# Task requirements:
Give only the number of lines that hold the word "accent".

# Data lines:
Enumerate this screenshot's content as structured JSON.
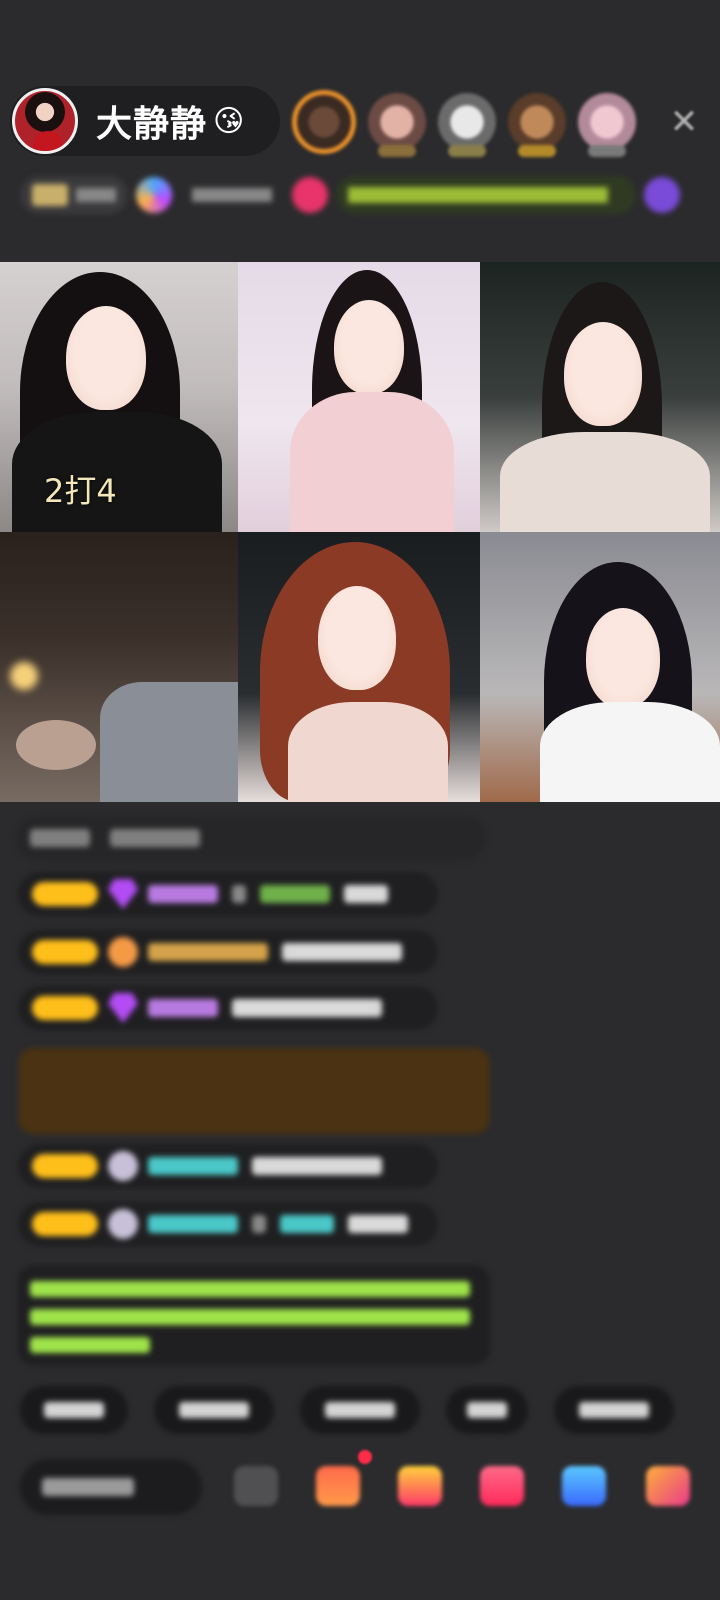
{
  "header": {
    "host_name": "大静静",
    "host_emoji": "😘",
    "close_icon": "close-icon",
    "viewer_avatars": [
      {
        "accent": "#e7902a"
      },
      {
        "accent": "#c9a3a3"
      },
      {
        "accent": "#c7c7c7"
      },
      {
        "accent": "#e7902a"
      },
      {
        "accent": "#d8b1c8"
      }
    ]
  },
  "video_grid": {
    "tiles": [
      {
        "label": "2打4"
      },
      {
        "label": ""
      },
      {
        "label": ""
      },
      {
        "label": ""
      },
      {
        "label": ""
      },
      {
        "label": ""
      }
    ]
  },
  "colors": {
    "background": "#2b2b2d",
    "level_badge": "#ffbf1a",
    "system_message_bg": "#4a3212",
    "green_text": "#9fe34a",
    "notification": "#ff2d4a"
  },
  "icons": [
    "close-icon",
    "emoji-icon",
    "gift-box-icon",
    "gift-icon",
    "heart-icon",
    "game-controller-icon",
    "more-grid-icon"
  ]
}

# Written response:
5